TASK GOAL:
Could every line of the data be printed exactly as it reads?

[A run of records]
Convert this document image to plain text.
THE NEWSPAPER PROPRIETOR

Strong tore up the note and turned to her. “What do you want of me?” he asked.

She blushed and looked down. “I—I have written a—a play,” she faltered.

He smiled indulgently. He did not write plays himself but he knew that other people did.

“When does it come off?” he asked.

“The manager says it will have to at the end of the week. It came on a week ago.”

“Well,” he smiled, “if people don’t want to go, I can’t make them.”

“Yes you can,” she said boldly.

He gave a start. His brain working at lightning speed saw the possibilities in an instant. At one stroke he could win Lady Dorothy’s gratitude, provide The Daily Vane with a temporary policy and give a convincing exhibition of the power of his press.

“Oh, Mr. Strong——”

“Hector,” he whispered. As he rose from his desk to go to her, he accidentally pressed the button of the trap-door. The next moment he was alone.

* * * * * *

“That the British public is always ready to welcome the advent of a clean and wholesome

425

RESULT:
Convert this document image to plain text.
THE NEWSPAPER PROPRIETOR

Strong tore up the note and turned to her. “What do you want of me?” he asked.

She blushed and looked down. “I—I have written a—a play,” she faltered.

He smiled indulgently. He did not write plays himself but he knew that other people did.

“When does it come off?” he asked.

“The manager says it will have to at the end of the week. It came on a week ago.”

“Well,” he smiled, “if people don’t want to go, I can’t make them.”

“Yes you can,” she said boldly.

He gave a start. His brain working at lightning speed saw the possibilities in an instant. At one stroke he could win Lady Dorothy’s gratitude, provide The Daily Vane with a temporary policy and give a convincing exhibition of the power of his press.

“Oh, Mr. Strong——”

“Hector,” he whispered. As he rose from his desk to go to her, he accidentally pressed the button of the trap-door. The next moment he was alone.

* * * * * *

“That the British public is always ready to welcome the advent of a clean and wholesome

425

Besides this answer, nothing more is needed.